Prompt: Copy out the lines that include the word "Antarctica".

Data excerpts:
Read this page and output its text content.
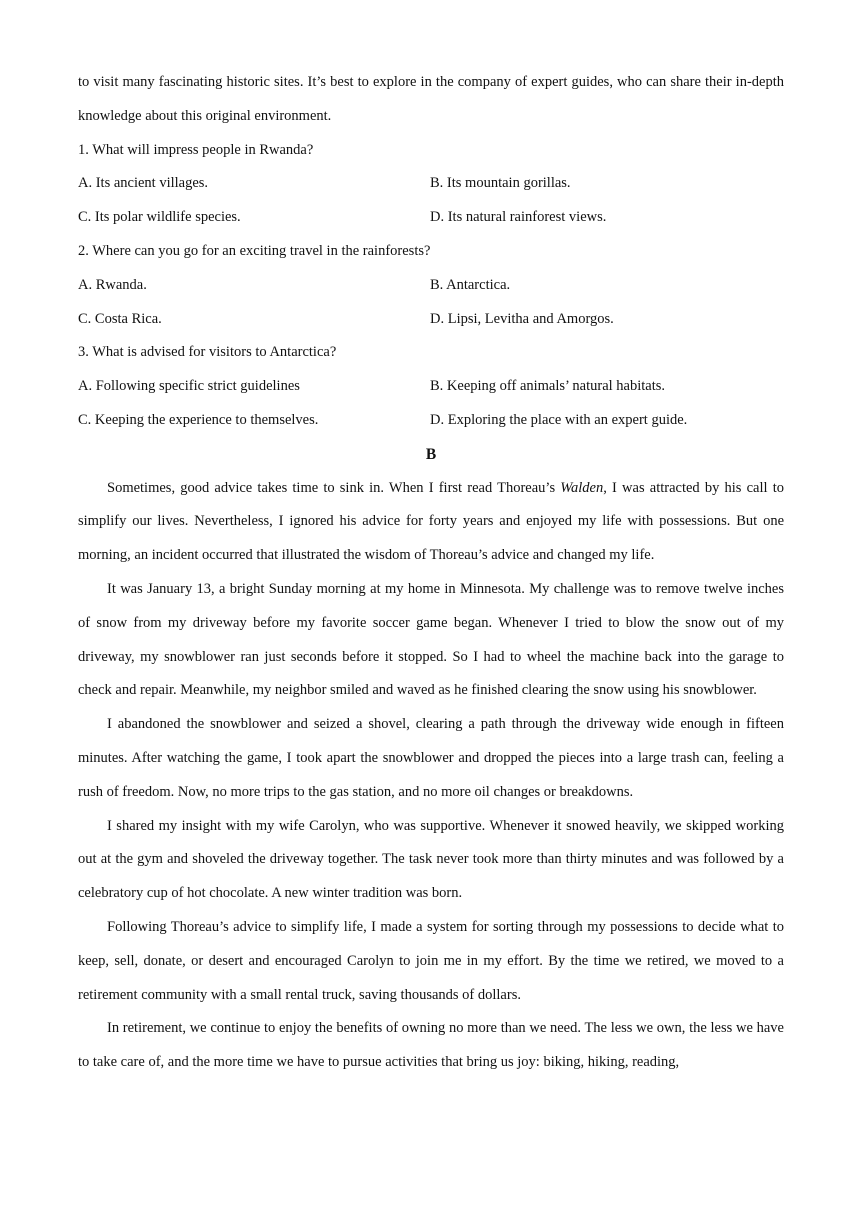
to visit many fascinating historic sites. It’s best to explore in the company of expert guides, who can share their in-depth knowledge about this original environment.

1. What will impress people in Rwanda?

A. Its ancient villages.	B. Its mountain gorillas.
C. Its polar wildlife species.	D. Its natural rainforest views.

2. Where can you go for an exciting travel in the rainforests?

A. Rwanda.	B. Antarctica.
C. Costa Rica.	D. Lipsi, Levitha and Amorgos.

3. What is advised for visitors to Antarctica?

A. Following specific strict guidelines	B. Keeping off animals’ natural habitats.
C. Keeping the experience to themselves.	D. Exploring the place with an expert guide.

B

Sometimes, good advice takes time to sink in. When I first read Thoreau’s Walden, I was attracted by his call to simplify our lives. Nevertheless, I ignored his advice for forty years and enjoyed my life with possessions. But one morning, an incident occurred that illustrated the wisdom of Thoreau’s advice and changed my life.

It was January 13, a bright Sunday morning at my home in Minnesota. My challenge was to remove twelve inches of snow from my driveway before my favorite soccer game began. Whenever I tried to blow the snow out of my driveway, my snowblower ran just seconds before it stopped. So I had to wheel the machine back into the garage to check and repair. Meanwhile, my neighbor smiled and waved as he finished clearing the snow using his snowblower.

I abandoned the snowblower and seized a shovel, clearing a path through the driveway wide enough in fifteen minutes. After watching the game, I took apart the snowblower and dropped the pieces into a large trash can, feeling a rush of freedom. Now, no more trips to the gas station, and no more oil changes or breakdowns.

I shared my insight with my wife Carolyn, who was supportive. Whenever it snowed heavily, we skipped working out at the gym and shoveled the driveway together. The task never took more than thirty minutes and was followed by a celebratory cup of hot chocolate. A new winter tradition was born.

Following Thoreau’s advice to simplify life, I made a system for sorting through my possessions to decide what to keep, sell, donate, or desert and encouraged Carolyn to join me in my effort. By the time we retired, we moved to a retirement community with a small rental truck, saving thousands of dollars.

In retirement, we continue to enjoy the benefits of owning no more than we need. The less we own, the less we have to take care of, and the more time we have to pursue activities that bring us joy: biking, hiking, reading,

Result of this task:
A. Rwanda.	B. Antarctica.
3. What is advised for visitors to Antarctica?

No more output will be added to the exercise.